*Фрагмент страницы*.
┌──

Такова общая канва острых и провоцирующих идей Йерушалми — этого эрудита и мыслителя еврейского постмодерна.
Я же позволю себе, исходя из общих посылок труда Йерушалми, попытаться перетолковать их на свой лад: сообразно, во-первых, собственному мiровоззрению, а, во-вторых, сообразно избранной теме нашего разговора.
В период Второго Храма и ближайших последствий той национальной катастрофы, которая была связана с его разрушением в 70 г. н.э., евреи явили себя мастерами глубокого и продуманного научно-исторического дискурса, связанного со сбором конкретных исторических свидетельств, с их хронологическим взаимосоотнесением, с попытками их макроисторического осмысления. Таковы книги Эзры и Неемии, книги “Диврей ха-ямим” (Паралипоменон, или Хроники), Маккавейский корпус, труды Иосифа Флавия и многое другое. Для всей этой библейской, апокрифической и околобиблейской историографии история — как последовательность событий и структур во времени — имела духовный смысл. Это, собственно, и порождало развитую историографию.
Но далее, действительно, историческое сознание еврейского народа начинает усматривать в динамике времен по преимуществу лишь прерывности и зияния: позади — священная, библейская история, впереди (завтра, послезавтра, через тысячи лет?) — обетованное искупление и освобождение Вселенной (геула) в Мессианском Царстве, а между ними — дурная бесконечность галута: переселения, оседания, погромы, исходы... И не случайно для Маймонида исторические исследования выглядели лишь пустой тратою времени, а для Франца Розенцвейга — нееврейским занятием, наукою для европейцев, для христиан, для “белых”... Подлинная история еврейского народа сопрягалась со священными сущностями, с духовными умозрениями, а не с мiрскими событиями и структурами.
Серьезная еврейская историография, ориентирующаяся на парадигматику европейского исторического мышления (история как последовательность развивающихся и преобразующихся во времени событий, сознаний и структур), как уже говорилось, началась в просветительскую эпоху, эпоху ха-Скалы. И это была по-своему великая историография, поднимавшая и обобщавшая непривычный для мiровой исторической мысли источниковый и концептуальный материал (труды Греца, Дубнова, Балабана, Цинберга, раннего Барона, Полякова и многих-многих других).
Но — просветительская, европеизаторская эпоха, с точки зрения тысячелетий еврейской истории, оказалась эпизодом почти что мгновенным. Трагически взаимосвязанные события Шоа и самообретения и частичного центрирования еврейского народа в Государстве Израиль приоткрыли новые, воистину библейские и отчасти даже талмудические и каббалистические измерения еврейской истории. История как последовательность событий, сознаний и структур во времени вновь приобрела существенный духовный смысл. Она предстала не только как “история людей”[4], но и как история присутствия и преломленности Бога в людских исканиях и страданиях[5].

└──

*Предоставленные данные*.
┌──

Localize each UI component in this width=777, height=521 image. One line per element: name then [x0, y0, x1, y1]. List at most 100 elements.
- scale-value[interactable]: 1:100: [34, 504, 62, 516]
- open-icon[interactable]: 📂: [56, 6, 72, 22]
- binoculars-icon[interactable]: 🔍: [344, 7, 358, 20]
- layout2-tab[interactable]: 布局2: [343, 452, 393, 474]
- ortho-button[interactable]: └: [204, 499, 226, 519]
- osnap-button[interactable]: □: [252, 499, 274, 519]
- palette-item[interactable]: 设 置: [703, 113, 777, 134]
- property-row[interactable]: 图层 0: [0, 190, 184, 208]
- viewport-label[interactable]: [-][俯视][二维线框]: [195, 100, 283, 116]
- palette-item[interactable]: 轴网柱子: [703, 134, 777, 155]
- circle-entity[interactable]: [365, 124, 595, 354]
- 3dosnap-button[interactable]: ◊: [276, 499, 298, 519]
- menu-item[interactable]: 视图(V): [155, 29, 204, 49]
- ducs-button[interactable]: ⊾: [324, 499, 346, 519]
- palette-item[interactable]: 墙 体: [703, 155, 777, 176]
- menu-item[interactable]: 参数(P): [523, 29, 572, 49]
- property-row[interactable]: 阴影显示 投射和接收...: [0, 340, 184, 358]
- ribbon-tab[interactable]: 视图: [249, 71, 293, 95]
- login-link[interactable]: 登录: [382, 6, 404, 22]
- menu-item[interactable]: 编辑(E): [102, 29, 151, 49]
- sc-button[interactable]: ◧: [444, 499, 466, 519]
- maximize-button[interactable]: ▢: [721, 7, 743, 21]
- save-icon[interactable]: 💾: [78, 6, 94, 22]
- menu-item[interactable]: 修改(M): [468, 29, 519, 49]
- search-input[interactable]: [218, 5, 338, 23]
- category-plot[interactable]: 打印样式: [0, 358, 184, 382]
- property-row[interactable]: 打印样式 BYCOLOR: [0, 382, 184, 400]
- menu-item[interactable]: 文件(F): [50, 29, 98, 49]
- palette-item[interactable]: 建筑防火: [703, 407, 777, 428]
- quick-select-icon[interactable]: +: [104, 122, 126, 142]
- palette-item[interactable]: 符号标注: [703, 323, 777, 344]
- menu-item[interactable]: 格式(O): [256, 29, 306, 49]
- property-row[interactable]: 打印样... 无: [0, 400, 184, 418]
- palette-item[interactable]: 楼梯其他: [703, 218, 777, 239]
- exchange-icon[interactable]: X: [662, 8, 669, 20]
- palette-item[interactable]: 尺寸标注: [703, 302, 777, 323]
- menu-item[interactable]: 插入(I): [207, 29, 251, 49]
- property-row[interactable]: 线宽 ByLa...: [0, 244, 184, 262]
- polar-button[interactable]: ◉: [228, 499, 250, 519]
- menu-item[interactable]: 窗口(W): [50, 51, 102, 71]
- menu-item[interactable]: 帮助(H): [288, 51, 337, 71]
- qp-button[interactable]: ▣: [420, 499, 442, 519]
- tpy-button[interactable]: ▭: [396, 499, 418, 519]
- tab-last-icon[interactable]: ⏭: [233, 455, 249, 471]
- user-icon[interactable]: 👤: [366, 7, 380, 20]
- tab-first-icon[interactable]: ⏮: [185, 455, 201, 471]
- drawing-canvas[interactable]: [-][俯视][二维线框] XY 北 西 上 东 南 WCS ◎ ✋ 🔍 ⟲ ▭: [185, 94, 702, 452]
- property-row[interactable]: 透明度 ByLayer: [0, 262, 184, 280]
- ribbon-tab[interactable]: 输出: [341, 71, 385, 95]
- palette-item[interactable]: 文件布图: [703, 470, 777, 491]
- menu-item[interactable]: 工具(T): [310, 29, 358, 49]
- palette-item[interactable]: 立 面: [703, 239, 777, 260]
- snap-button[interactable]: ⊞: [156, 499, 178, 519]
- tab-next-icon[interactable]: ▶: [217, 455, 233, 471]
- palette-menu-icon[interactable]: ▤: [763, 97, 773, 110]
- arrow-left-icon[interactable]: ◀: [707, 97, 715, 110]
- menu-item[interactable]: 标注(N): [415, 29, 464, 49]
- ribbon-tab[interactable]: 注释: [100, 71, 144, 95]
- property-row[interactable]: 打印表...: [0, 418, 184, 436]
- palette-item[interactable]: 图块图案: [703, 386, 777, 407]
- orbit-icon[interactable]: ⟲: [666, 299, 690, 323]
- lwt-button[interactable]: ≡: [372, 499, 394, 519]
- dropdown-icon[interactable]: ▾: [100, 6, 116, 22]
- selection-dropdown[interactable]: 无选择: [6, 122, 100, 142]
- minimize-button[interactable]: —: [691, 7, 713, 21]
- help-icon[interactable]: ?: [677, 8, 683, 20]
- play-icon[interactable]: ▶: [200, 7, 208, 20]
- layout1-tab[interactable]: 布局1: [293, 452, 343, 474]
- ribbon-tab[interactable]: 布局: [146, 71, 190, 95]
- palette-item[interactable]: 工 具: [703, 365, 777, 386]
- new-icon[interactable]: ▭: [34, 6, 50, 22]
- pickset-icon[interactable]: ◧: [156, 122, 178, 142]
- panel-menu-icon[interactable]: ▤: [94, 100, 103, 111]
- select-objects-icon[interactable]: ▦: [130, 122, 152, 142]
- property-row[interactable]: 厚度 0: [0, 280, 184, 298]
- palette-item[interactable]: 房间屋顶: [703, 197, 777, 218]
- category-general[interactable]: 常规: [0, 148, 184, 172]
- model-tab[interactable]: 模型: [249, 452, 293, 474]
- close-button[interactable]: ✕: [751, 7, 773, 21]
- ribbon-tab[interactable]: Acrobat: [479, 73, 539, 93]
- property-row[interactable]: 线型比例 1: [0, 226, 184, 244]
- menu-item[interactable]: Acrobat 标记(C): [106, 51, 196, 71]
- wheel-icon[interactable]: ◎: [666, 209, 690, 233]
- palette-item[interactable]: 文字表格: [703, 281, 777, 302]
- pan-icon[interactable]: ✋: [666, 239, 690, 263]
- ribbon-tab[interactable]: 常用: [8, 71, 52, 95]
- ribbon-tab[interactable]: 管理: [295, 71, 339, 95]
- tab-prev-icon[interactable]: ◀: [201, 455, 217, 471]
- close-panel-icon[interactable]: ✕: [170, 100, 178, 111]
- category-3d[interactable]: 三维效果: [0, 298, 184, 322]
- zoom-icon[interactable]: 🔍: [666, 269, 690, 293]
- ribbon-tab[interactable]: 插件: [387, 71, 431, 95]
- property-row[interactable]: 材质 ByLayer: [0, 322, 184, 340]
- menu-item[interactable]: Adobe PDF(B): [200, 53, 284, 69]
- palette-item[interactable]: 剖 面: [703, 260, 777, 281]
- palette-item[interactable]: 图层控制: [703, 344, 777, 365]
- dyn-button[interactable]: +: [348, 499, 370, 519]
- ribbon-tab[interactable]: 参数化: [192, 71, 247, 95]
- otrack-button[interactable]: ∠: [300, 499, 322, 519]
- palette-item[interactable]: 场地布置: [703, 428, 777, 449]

└──

Какая эпоха, согласно фрагменту страницы, стала началом серьезной еврейской историографии, ориентированной на европейское историческое мышление?

*Ответ на задание*. Просветительская эпоха, эпоха ха-Скалы.